**Supplied material**
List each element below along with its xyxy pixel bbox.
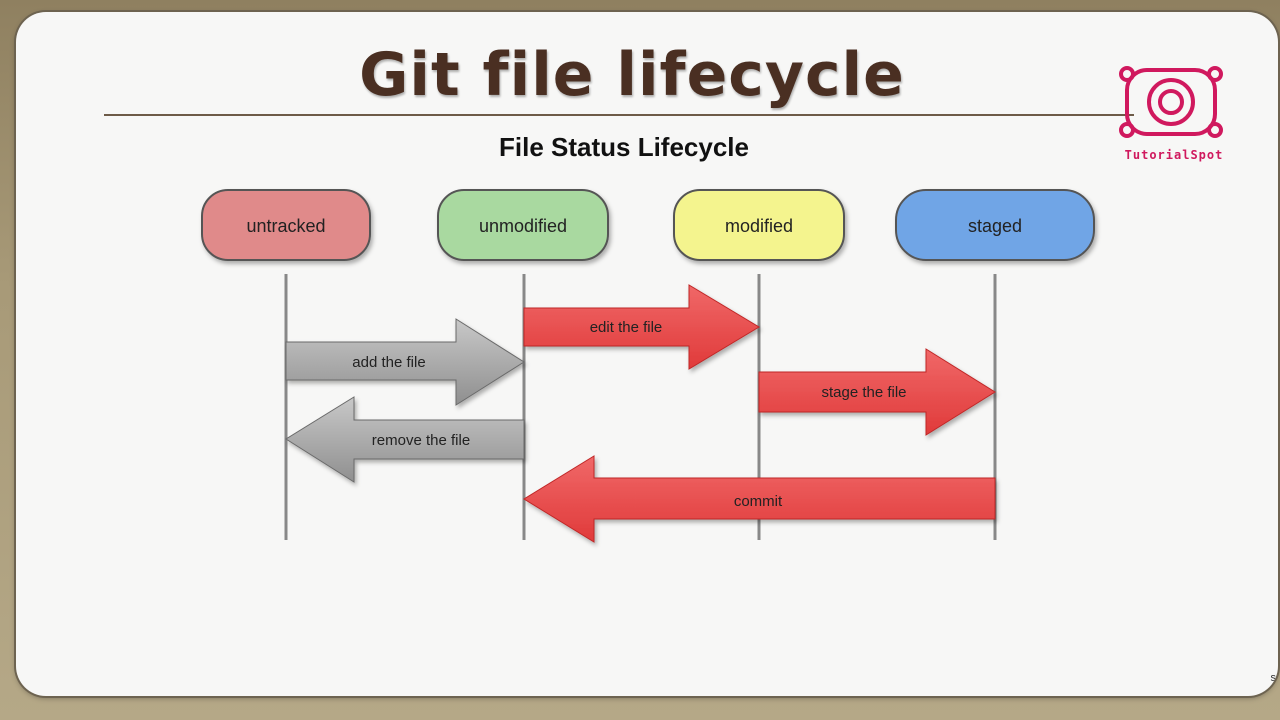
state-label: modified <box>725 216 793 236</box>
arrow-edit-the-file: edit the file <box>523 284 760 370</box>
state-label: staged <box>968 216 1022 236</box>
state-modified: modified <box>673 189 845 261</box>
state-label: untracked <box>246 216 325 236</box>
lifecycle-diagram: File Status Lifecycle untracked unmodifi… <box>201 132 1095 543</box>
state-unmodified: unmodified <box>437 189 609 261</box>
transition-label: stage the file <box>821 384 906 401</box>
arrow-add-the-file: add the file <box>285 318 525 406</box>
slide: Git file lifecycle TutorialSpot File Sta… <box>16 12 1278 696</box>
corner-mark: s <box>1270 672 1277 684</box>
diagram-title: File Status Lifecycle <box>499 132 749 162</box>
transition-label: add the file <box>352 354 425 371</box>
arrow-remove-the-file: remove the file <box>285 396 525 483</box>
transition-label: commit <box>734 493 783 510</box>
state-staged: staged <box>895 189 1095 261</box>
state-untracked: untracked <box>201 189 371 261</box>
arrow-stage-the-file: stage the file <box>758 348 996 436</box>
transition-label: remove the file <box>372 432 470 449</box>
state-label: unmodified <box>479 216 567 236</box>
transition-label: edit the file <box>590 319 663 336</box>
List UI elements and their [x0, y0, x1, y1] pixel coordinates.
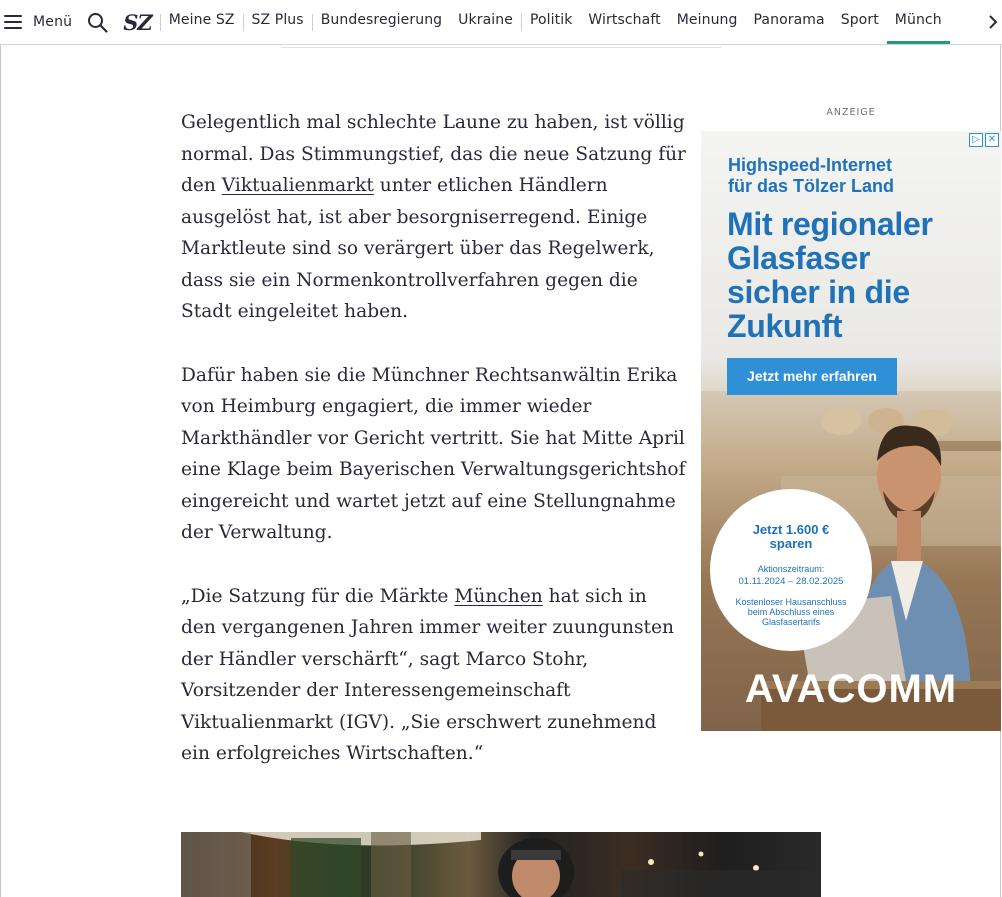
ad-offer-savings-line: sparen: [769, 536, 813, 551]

**Task directions**
Pull out every line in the listing that contains the string "transition", matching case exactly.

**In response**
transition-label: stage the file <box>821 384 906 401</box>
transition-label: add the file <box>352 354 425 371</box>
transition-label: commit <box>734 493 783 510</box>
transition-label: remove the file <box>372 432 470 449</box>
transition-label: edit the file <box>590 319 663 336</box>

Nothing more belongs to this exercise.